*Given problem*: Read the records below. Copy each line where the string "merges" occurs.

*Stored records*:
----
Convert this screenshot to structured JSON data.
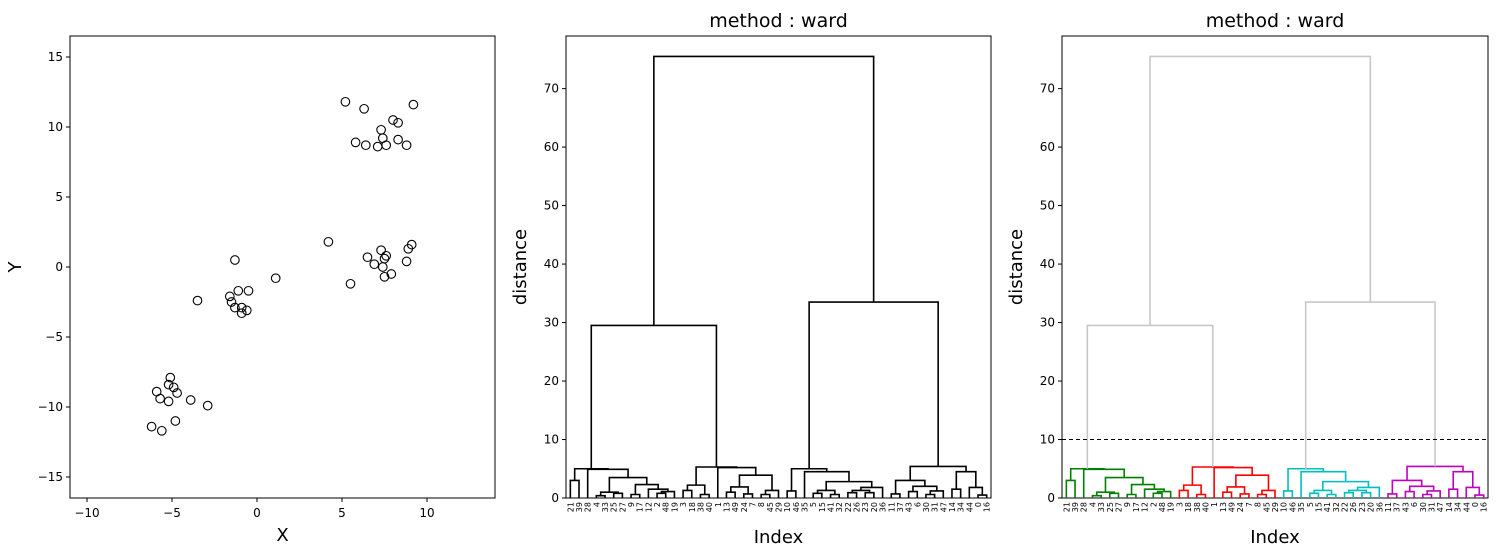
{
  "chart_data": [
    {
      "type": "scatter",
      "title": "",
      "xlabel": "X",
      "ylabel": "Y",
      "xlim": [
        -11,
        14
      ],
      "ylim": [
        -16.5,
        16.5
      ],
      "xticks": [
        -10,
        -5,
        0,
        5,
        10
      ],
      "yticks": [
        -15,
        -10,
        -5,
        0,
        5,
        10,
        15
      ],
      "marker": "open circle",
      "grid": false,
      "points": [
        [
          5.2,
          11.8
        ],
        [
          6.3,
          11.3
        ],
        [
          9.2,
          11.6
        ],
        [
          8.0,
          10.5
        ],
        [
          8.3,
          10.3
        ],
        [
          7.3,
          9.8
        ],
        [
          7.4,
          9.2
        ],
        [
          8.3,
          9.1
        ],
        [
          5.8,
          8.9
        ],
        [
          6.4,
          8.7
        ],
        [
          7.1,
          8.6
        ],
        [
          7.6,
          8.7
        ],
        [
          8.8,
          8.7
        ],
        [
          4.2,
          1.8
        ],
        [
          7.3,
          1.2
        ],
        [
          9.1,
          1.6
        ],
        [
          8.9,
          1.3
        ],
        [
          6.5,
          0.7
        ],
        [
          7.6,
          0.8
        ],
        [
          7.5,
          0.6
        ],
        [
          6.9,
          0.2
        ],
        [
          7.4,
          0.0
        ],
        [
          8.8,
          0.4
        ],
        [
          7.9,
          -0.5
        ],
        [
          7.5,
          -0.7
        ],
        [
          5.5,
          -1.2
        ],
        [
          -1.3,
          0.5
        ],
        [
          1.1,
          -0.8
        ],
        [
          -1.1,
          -1.7
        ],
        [
          -0.5,
          -1.7
        ],
        [
          -1.6,
          -2.1
        ],
        [
          -1.5,
          -2.5
        ],
        [
          -3.5,
          -2.4
        ],
        [
          -1.3,
          -2.9
        ],
        [
          -0.9,
          -2.9
        ],
        [
          -0.6,
          -3.1
        ],
        [
          -0.9,
          -3.3
        ],
        [
          -5.1,
          -7.9
        ],
        [
          -5.2,
          -8.4
        ],
        [
          -4.9,
          -8.6
        ],
        [
          -5.9,
          -8.9
        ],
        [
          -4.7,
          -9.0
        ],
        [
          -5.7,
          -9.4
        ],
        [
          -3.9,
          -9.5
        ],
        [
          -5.2,
          -9.6
        ],
        [
          -2.9,
          -9.9
        ],
        [
          -4.8,
          -11.0
        ],
        [
          -6.2,
          -11.4
        ],
        [
          -5.6,
          -11.7
        ]
      ]
    },
    {
      "type": "dendrogram",
      "title": "method : ward",
      "xlabel": "Index",
      "ylabel": "distance",
      "ylim": [
        0,
        79
      ],
      "yticks": [
        0,
        10,
        20,
        30,
        40,
        50,
        60,
        70
      ],
      "leaf_labels": [
        "21",
        "39",
        "28",
        "4",
        "33",
        "25",
        "27",
        "9",
        "17",
        "12",
        "2",
        "48",
        "19",
        "3",
        "18",
        "38",
        "40",
        "1",
        "13",
        "49",
        "24",
        "7",
        "8",
        "45",
        "29",
        "10",
        "46",
        "35",
        "5",
        "15",
        "41",
        "32",
        "22",
        "26",
        "23",
        "20",
        "36",
        "11",
        "37",
        "43",
        "6",
        "30",
        "31",
        "47",
        "14",
        "34",
        "44",
        "0",
        "16"
      ],
      "color": "#000000",
      "merges": [
        {
          "a": "leaf:0",
          "b": "leaf:1",
          "h": 3.0
        },
        {
          "a": "leaf:3",
          "b": "leaf:4",
          "h": 0.4
        },
        {
          "a": "leaf:5",
          "b": "leaf:6",
          "h": 0.8
        },
        {
          "a": "m1",
          "b": "m2",
          "h": 1.0
        },
        {
          "a": "leaf:7",
          "b": "leaf:8",
          "h": 0.6
        },
        {
          "a": "leaf:10",
          "b": "leaf:11",
          "h": 0.8
        },
        {
          "a": "m5",
          "b": "leaf:12",
          "h": 1.1
        },
        {
          "a": "leaf:9",
          "b": "m6",
          "h": 1.5
        },
        {
          "a": "m4",
          "b": "m7",
          "h": 2.3
        },
        {
          "a": "m3",
          "b": "m8",
          "h": 3.5
        },
        {
          "a": "leaf:2",
          "b": "m9",
          "h": 4.9
        },
        {
          "a": "m0",
          "b": "m10",
          "h": 5.0
        },
        {
          "a": "leaf:13",
          "b": "leaf:14",
          "h": 1.3
        },
        {
          "a": "leaf:15",
          "b": "leaf:16",
          "h": 0.6
        },
        {
          "a": "m12",
          "b": "m13",
          "h": 2.2
        },
        {
          "a": "leaf:18",
          "b": "leaf:19",
          "h": 1.0
        },
        {
          "a": "leaf:20",
          "b": "leaf:21",
          "h": 0.7
        },
        {
          "a": "m15",
          "b": "m16",
          "h": 1.9
        },
        {
          "a": "leaf:22",
          "b": "leaf:23",
          "h": 0.6
        },
        {
          "a": "m18",
          "b": "leaf:24",
          "h": 1.3
        },
        {
          "a": "m17",
          "b": "m19",
          "h": 3.9
        },
        {
          "a": "leaf:17",
          "b": "m20",
          "h": 5.2
        },
        {
          "a": "m14",
          "b": "m21",
          "h": 5.3
        },
        {
          "a": "m11",
          "b": "m22",
          "h": 29.5
        },
        {
          "a": "leaf:25",
          "b": "leaf:26",
          "h": 1.2
        },
        {
          "a": "leaf:28",
          "b": "leaf:29",
          "h": 0.8
        },
        {
          "a": "leaf:30",
          "b": "leaf:31",
          "h": 0.6
        },
        {
          "a": "m25",
          "b": "m26",
          "h": 1.3
        },
        {
          "a": "leaf:32",
          "b": "leaf:33",
          "h": 0.9
        },
        {
          "a": "leaf:34",
          "b": "leaf:35",
          "h": 0.9
        },
        {
          "a": "m28",
          "b": "m29",
          "h": 1.3
        },
        {
          "a": "m30",
          "b": "leaf:36",
          "h": 1.8
        },
        {
          "a": "m27",
          "b": "m31",
          "h": 2.8
        },
        {
          "a": "leaf:27",
          "b": "m32",
          "h": 4.5
        },
        {
          "a": "m24",
          "b": "m33",
          "h": 5.0
        },
        {
          "a": "leaf:37",
          "b": "leaf:38",
          "h": 0.7
        },
        {
          "a": "leaf:39",
          "b": "leaf:40",
          "h": 1.1
        },
        {
          "a": "leaf:41",
          "b": "leaf:42",
          "h": 0.6
        },
        {
          "a": "m37",
          "b": "leaf:43",
          "h": 1.2
        },
        {
          "a": "m36",
          "b": "m38",
          "h": 2.0
        },
        {
          "a": "m35",
          "b": "m39",
          "h": 3.0
        },
        {
          "a": "leaf:44",
          "b": "leaf:45",
          "h": 1.5
        },
        {
          "a": "leaf:47",
          "b": "leaf:48",
          "h": 0.5
        },
        {
          "a": "leaf:46",
          "b": "m42",
          "h": 1.8
        },
        {
          "a": "m41",
          "b": "m43",
          "h": 4.5
        },
        {
          "a": "m40",
          "b": "m44",
          "h": 5.4
        },
        {
          "a": "m34",
          "b": "m45",
          "h": 33.5
        },
        {
          "a": "m23",
          "b": "m46",
          "h": 75.5
        }
      ]
    },
    {
      "type": "dendrogram",
      "title": "method : ward",
      "xlabel": "Index",
      "ylabel": "distance",
      "ylim": [
        0,
        79
      ],
      "yticks": [
        0,
        10,
        20,
        30,
        40,
        50,
        60,
        70
      ],
      "cut_height": 10,
      "cut_line_color": "#000000",
      "above_cut_color": "#c8c8c8",
      "cluster_colors": [
        "#008000",
        "#ff0000",
        "#00bfbf",
        "#bf00bf"
      ],
      "cluster_leaf_ranges": [
        [
          0,
          12
        ],
        [
          13,
          24
        ],
        [
          25,
          36
        ],
        [
          37,
          48
        ]
      ],
      "leaf_labels_same_as": "chart_data.1.leaf_labels",
      "merges_same_as": "chart_data.1.merges"
    }
  ]
}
----
*Final result*:
      "merges": [
      "merges_same_as": "chart_data.1.merges"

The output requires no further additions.